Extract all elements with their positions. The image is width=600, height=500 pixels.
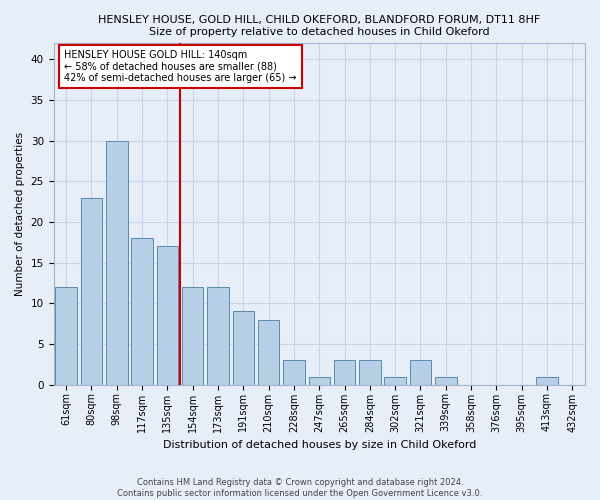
Bar [207, 287, 229, 384]
Bar [233, 312, 254, 384]
Bar [536, 376, 558, 384]
Text: HENSLEY HOUSE GOLD HILL: 140sqm
← 58% of detached houses are smaller (88)
42% of: HENSLEY HOUSE GOLD HILL: 140sqm ← 58% of… [64, 50, 296, 83]
Bar [385, 376, 406, 384]
Bar [359, 360, 380, 384]
Bar [283, 360, 305, 384]
X-axis label: Distribution of detached houses by size in Child Okeford: Distribution of detached houses by size … [163, 440, 476, 450]
Y-axis label: Number of detached properties: Number of detached properties [15, 132, 25, 296]
Bar [131, 238, 153, 384]
Bar [308, 376, 330, 384]
Bar [106, 140, 128, 384]
Text: Contains HM Land Registry data © Crown copyright and database right 2024.
Contai: Contains HM Land Registry data © Crown c… [118, 478, 482, 498]
Bar [182, 287, 203, 384]
Bar [334, 360, 355, 384]
Title: HENSLEY HOUSE, GOLD HILL, CHILD OKEFORD, BLANDFORD FORUM, DT11 8HF
Size of prope: HENSLEY HOUSE, GOLD HILL, CHILD OKEFORD,… [98, 15, 541, 36]
Bar [410, 360, 431, 384]
Bar [55, 287, 77, 384]
Bar [258, 320, 280, 384]
Bar [157, 246, 178, 384]
Bar [435, 376, 457, 384]
Bar [81, 198, 102, 384]
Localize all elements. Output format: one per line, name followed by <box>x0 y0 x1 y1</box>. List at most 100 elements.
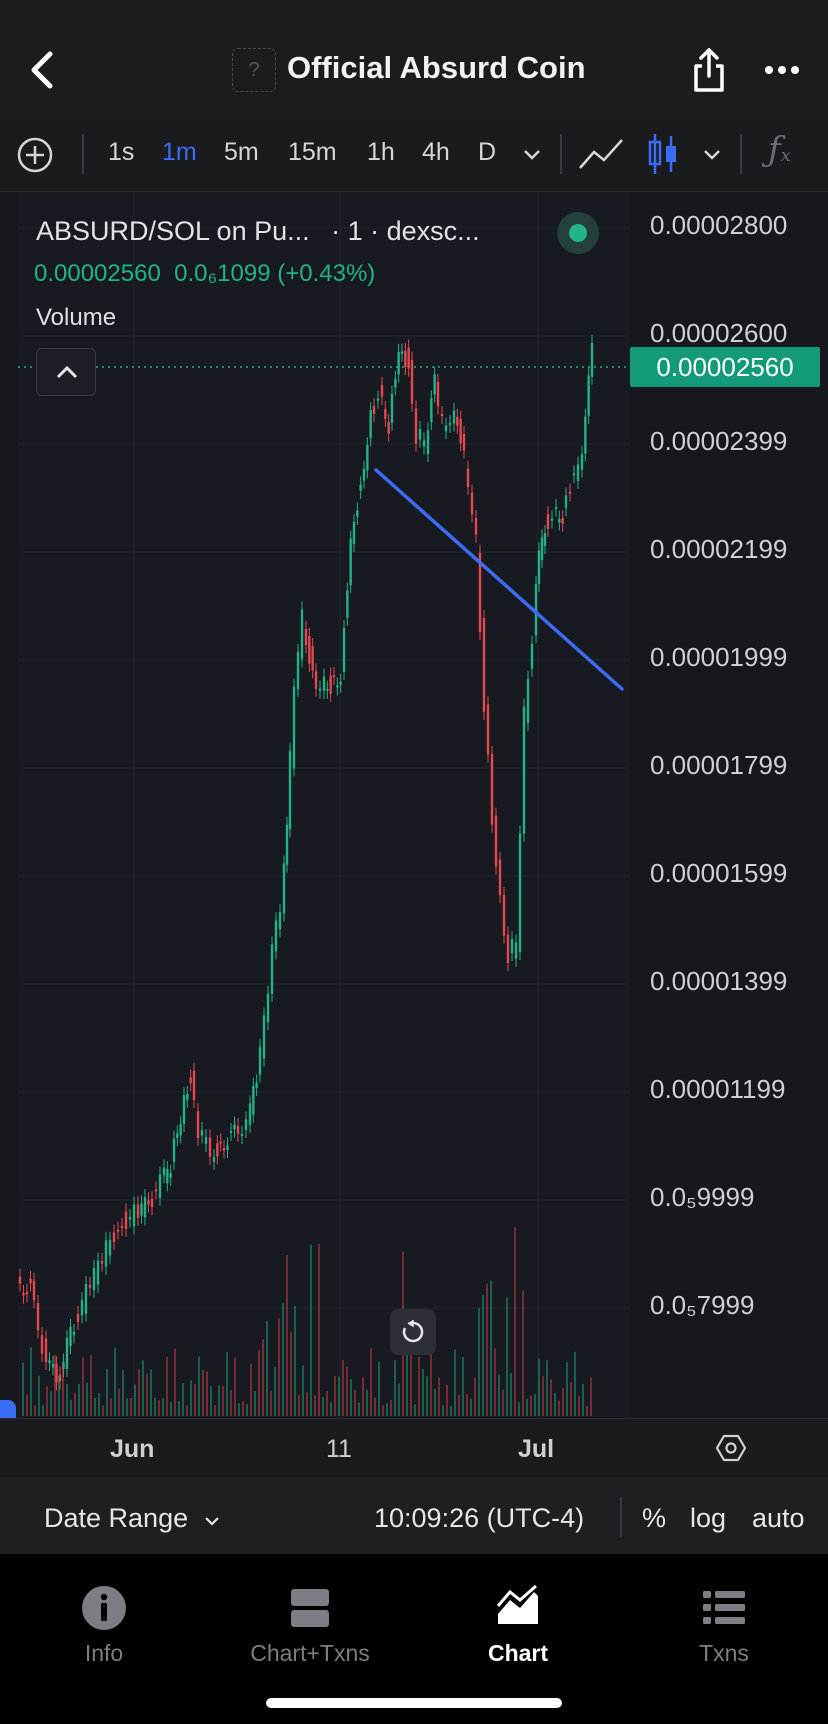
candle-body <box>362 468 366 481</box>
candle-body <box>346 590 349 618</box>
date-range-button[interactable]: Date Range <box>44 1503 220 1534</box>
candle-body <box>88 1284 92 1288</box>
candle-body <box>349 538 352 586</box>
candle-body <box>534 584 538 636</box>
back-arrow-icon[interactable] <box>24 48 60 92</box>
price-chart[interactable] <box>0 192 828 1418</box>
candle-body <box>116 1229 120 1232</box>
volume-bar <box>558 1400 560 1416</box>
volume-bar <box>82 1357 84 1416</box>
candle-body <box>459 418 462 444</box>
line-chart-icon[interactable] <box>578 136 624 172</box>
interval-15m[interactable]: 15m <box>288 138 337 166</box>
candle-body <box>120 1226 124 1229</box>
volume-bar <box>570 1382 572 1416</box>
volume-bar <box>442 1405 444 1416</box>
volume-bar <box>214 1405 216 1416</box>
candle-body <box>474 517 478 535</box>
volume-bar <box>298 1394 300 1416</box>
interval-1s[interactable]: 1s <box>108 138 135 166</box>
volume-bar <box>166 1356 168 1416</box>
volume-bar <box>590 1377 592 1416</box>
volume-bar <box>238 1403 240 1416</box>
candle-body <box>322 676 326 691</box>
percent-scale-toggle[interactable]: % <box>642 1503 667 1533</box>
candle-body <box>430 398 433 423</box>
candle-body <box>25 1291 29 1295</box>
share-icon[interactable] <box>690 46 728 94</box>
candle-body <box>526 678 530 724</box>
volume-bar <box>322 1396 324 1416</box>
volume-bar <box>146 1373 148 1416</box>
interval-d[interactable]: D <box>478 138 497 166</box>
live-status-indicator <box>557 212 599 254</box>
price-axis-label: 0.00001599 <box>650 858 788 888</box>
time-label-11: 11 <box>326 1435 352 1463</box>
candlestick-icon[interactable] <box>646 132 680 176</box>
chart-settings-icon[interactable] <box>716 1433 746 1463</box>
volume-bar <box>586 1405 588 1416</box>
volume-bar <box>114 1347 116 1416</box>
volume-bar <box>330 1401 332 1416</box>
candle-body <box>407 347 410 369</box>
more-options-icon[interactable] <box>764 56 800 84</box>
nav-item-chart[interactable]: Chart <box>418 1584 618 1667</box>
volume-bar <box>42 1405 44 1416</box>
candle-body <box>84 1284 88 1314</box>
volume-bar <box>22 1362 24 1416</box>
nav-item-txns[interactable]: Txns <box>624 1584 824 1667</box>
volume-bar <box>426 1376 428 1416</box>
candle-body <box>502 895 506 936</box>
chevron-down-icon[interactable] <box>522 148 542 162</box>
add-indicator-icon[interactable] <box>16 136 54 174</box>
volume-bar <box>118 1388 120 1416</box>
candle-body <box>162 1167 166 1176</box>
clock-readout[interactable]: 10:09:26 (UTC-4) <box>374 1503 585 1533</box>
nav-item-info[interactable]: Info <box>4 1584 204 1667</box>
reset-chart-button[interactable] <box>390 1309 436 1355</box>
candle-body <box>80 1300 84 1316</box>
volume-bar <box>462 1356 464 1416</box>
interval-5m[interactable]: 5m <box>224 138 259 166</box>
candle-body <box>561 518 564 524</box>
candle-body <box>314 671 318 689</box>
candle-body <box>278 912 282 930</box>
volume-bar <box>486 1283 488 1416</box>
chart-area[interactable]: ABSURD/SOL on Pu... · 1 · dexsc... 0.000… <box>0 192 828 1418</box>
candle-body <box>147 1200 150 1205</box>
candle-body <box>576 464 580 482</box>
candle-body <box>55 1364 58 1383</box>
candle-body <box>32 1280 36 1301</box>
auto-scale-toggle[interactable]: auto <box>752 1503 805 1533</box>
split-view-icon <box>291 1589 329 1627</box>
interval-1m[interactable]: 1m <box>162 138 197 166</box>
volume-bar <box>398 1383 400 1416</box>
function-icon[interactable]: ƒx <box>768 130 791 170</box>
log-scale-toggle[interactable]: log <box>690 1503 727 1533</box>
pair-label: ABSURD/SOL on Pu... · 1 · dexsc... <box>36 216 480 247</box>
interval-1h[interactable]: 1h <box>367 138 395 166</box>
candle-body <box>143 1197 147 1218</box>
candle-body <box>236 1126 240 1134</box>
candle-body <box>292 686 296 769</box>
candle-body <box>384 409 387 419</box>
chart-pane[interactable] <box>18 192 630 1418</box>
volume-bar <box>246 1404 248 1416</box>
nav-item-chart-txns[interactable]: Chart+Txns <box>210 1584 410 1667</box>
collapse-legend-button[interactable] <box>36 348 96 396</box>
time-axis[interactable]: Jun 11 Jul <box>0 1418 828 1478</box>
interval-4h[interactable]: 4h <box>422 138 450 166</box>
volume-bar <box>310 1244 312 1416</box>
candle-body <box>572 473 576 476</box>
candle-body <box>29 1278 32 1284</box>
price-axis-label: 0.00001999 <box>650 642 788 672</box>
chevron-down-icon[interactable] <box>702 148 722 162</box>
candle-body <box>304 628 308 646</box>
volume-bar <box>78 1383 80 1416</box>
candle-body <box>342 627 346 672</box>
candle-body <box>369 410 372 439</box>
volume-bar <box>334 1375 336 1416</box>
candle-body <box>192 1070 196 1100</box>
nav-label-chart: Chart <box>487 1640 549 1666</box>
volume-bar <box>346 1366 348 1416</box>
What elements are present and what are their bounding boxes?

....

Directions for this task >>
Put the lines of the listing between the one containing "Bar [207, 287, 229, 384]" and the one containing "Localize all elements.", inclusive, into a Markdown table with the columns Row and Line, one line per row and blank lines skipped.

Complete output >>
| Row | Line |
|---|---|
| 1 | Bar [207, 287, 229, 384] |
| 2 | Bar [233, 312, 254, 384] |
| 3 | Bar [536, 376, 558, 384] |
| 4 | Text: HENSLEY HOUSE GOLD HILL: 140sqm |
| 5 | ← 58% of detached houses are smaller (88) |
| 6 | 42% of: HENSLEY HOUSE GOLD HILL: 140sqm ← 58% of… [64, 50, 296, 83] |
| 7 | Bar [385, 376, 406, 384] |
| 8 | Bar [359, 360, 380, 384] |
| 9 | Bar [283, 360, 305, 384] |
| 10 | X-axis label: Distribution of detached houses by size in Child Okeford: Distribution of detached houses by size … [163, 440, 476, 450] |
| 11 | Y-axis label: Number of detached properties: Number of detached properties [15, 132, 25, 296] |
| 12 | Bar [131, 238, 153, 384] |
| 13 | Bar [308, 376, 330, 384] |
| 14 | Bar [106, 140, 128, 384] |
| 15 | Text: Contains HM Land Registry data © Crown copyright and database right 2024. |
| 16 | Contai: Contains HM Land Registry data © Crown c… [118, 478, 482, 498] |
| 17 | Bar [182, 287, 203, 384] |
| 18 | Bar [334, 360, 355, 384] |
| 19 | Title: HENSLEY HOUSE, GOLD HILL, CHILD OKEFORD, BLANDFORD FORUM, DT11 8HF |
| 20 | Size of prope: HENSLEY HOUSE, GOLD HILL, CHILD OKEFORD,… [98, 15, 541, 36] |
| 21 | Bar [410, 360, 431, 384] |
| 22 | Bar [55, 287, 77, 384] |
| 23 | Bar [258, 320, 280, 384] |
| 24 | Bar [157, 246, 178, 384] |
| 25 | Bar [435, 376, 457, 384] |
| 26 | Bar [81, 198, 102, 384] |
| 27 | Localize all elements. Output format: one per line, name followed by <box>x0 y0 x1 y1</box>. List at most 100 elements. |